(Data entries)
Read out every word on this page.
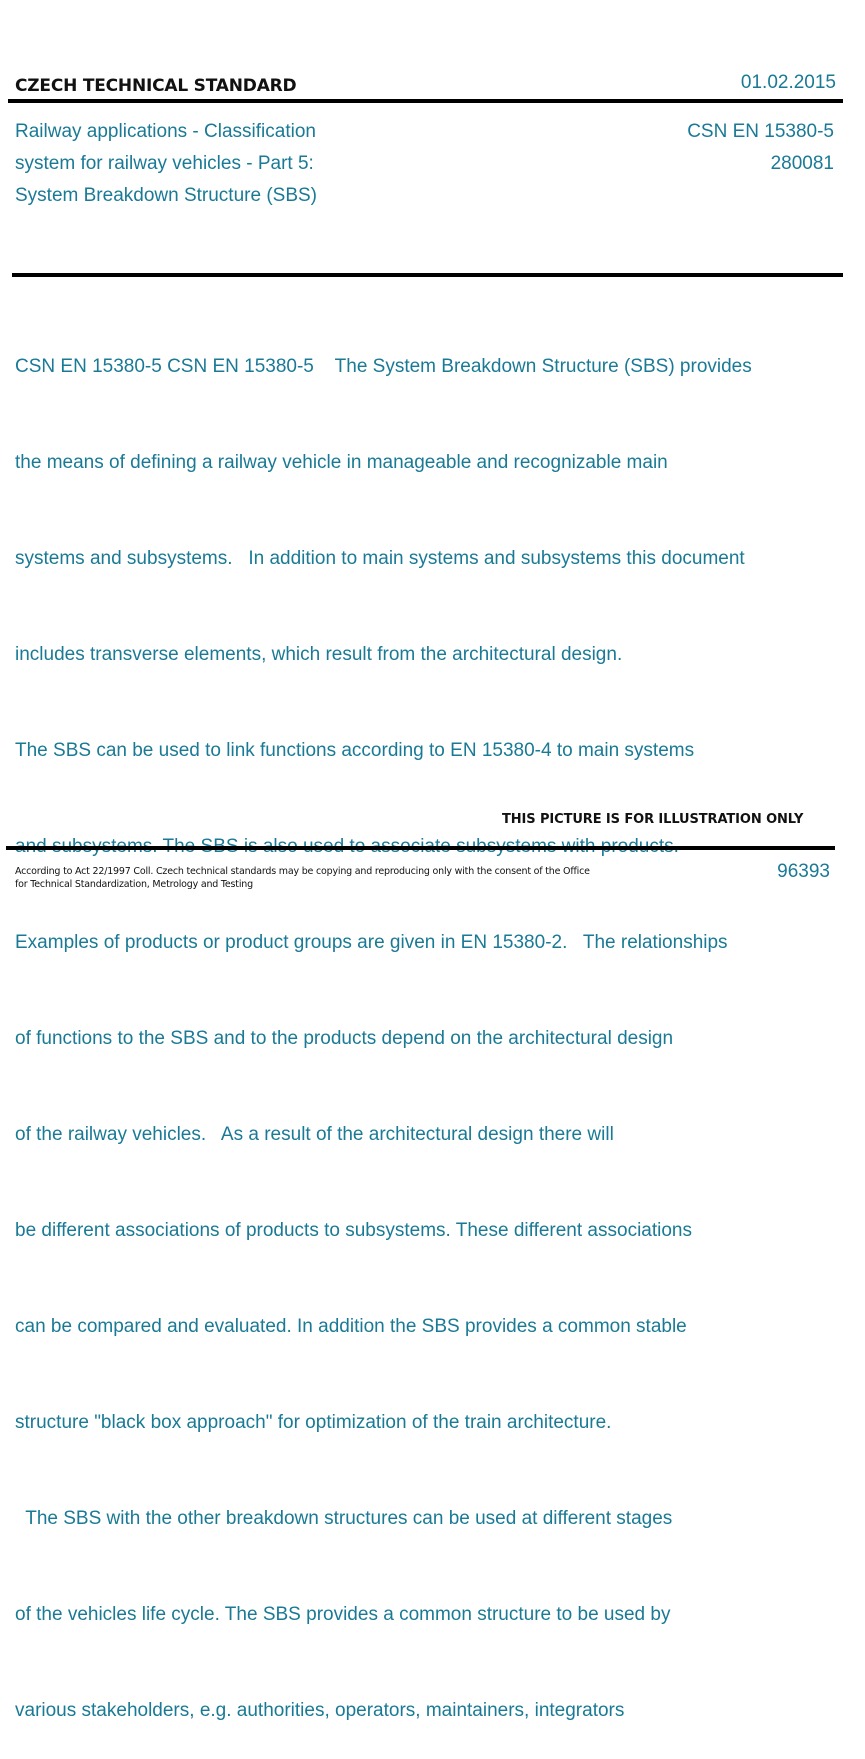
CZECH TECHNICAL STANDARD	01.02.2015
Railway applications - Classification
system for railway vehicles - Part 5:
System Breakdown Structure (SBS)
CSN EN 15380-5
280081

CSN EN 15380-5 CSN EN 15380-5    The System Breakdown Structure (SBS) provides

the means of defining a railway vehicle in manageable and recognizable main

systems and subsystems.   In addition to main systems and subsystems this document

includes transverse elements, which result from the architectural design.

The SBS can be used to link functions according to EN 15380-4 to main systems

Examples of products or product groups are given in EN 15380-2.   The relationships

of functions to the SBS and to the products depend on the architectural design

of the railway vehicles.   As a result of the architectural design there will

be different associations of products to subsystems. These different associations

can be compared and evaluated. In addition the SBS provides a common stable

structure "black box approach" for optimization of the train architecture.

The SBS with the other breakdown structures can be used at different stages

of the vehicles life cycle. The SBS provides a common structure to be used by

various stakeholders, e.g. authorities, operators, maintainers, integrators

THIS PICTURE IS FOR ILLUSTRATION ONLY
According to Act 22/1997 Coll. Czech technical standards may be copying and reproducing only with the consent of the Office
for Technical Standardization, Metrology and Testing
96393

_What you should do_.
Copy every entry exactly as written. Pictures are excluded.

_Response_.
Read out every word on this page.
CZECH TECHNICAL STANDARD	01.02.2015
Railway applications - Classification
system for railway vehicles - Part 5:
System Breakdown Structure (SBS)
CSN EN 15380-5
280081

CSN EN 15380-5 CSN EN 15380-5    The System Breakdown Structure (SBS) provides

the means of defining a railway vehicle in manageable and recognizable main

systems and subsystems.   In addition to main systems and subsystems this document

includes transverse elements, which result from the architectural design.

The SBS can be used to link functions according to EN 15380-4 to main systems

Examples of products or product groups are given in EN 15380-2.   The relationships

of functions to the SBS and to the products depend on the architectural design

of the railway vehicles.   As a result of the architectural design there will

be different associations of products to subsystems. These different associations

can be compared and evaluated. In addition the SBS provides a common stable

structure "black box approach" for optimization of the train architecture.

The SBS with the other breakdown structures can be used at different stages

of the vehicles life cycle. The SBS provides a common structure to be used by

various stakeholders, e.g. authorities, operators, maintainers, integrators

THIS PICTURE IS FOR ILLUSTRATION ONLY
According to Act 22/1997 Coll. Czech technical standards may be copying and reproducing only with the consent of the Office
for Technical Standardization, Metrology and Testing
96393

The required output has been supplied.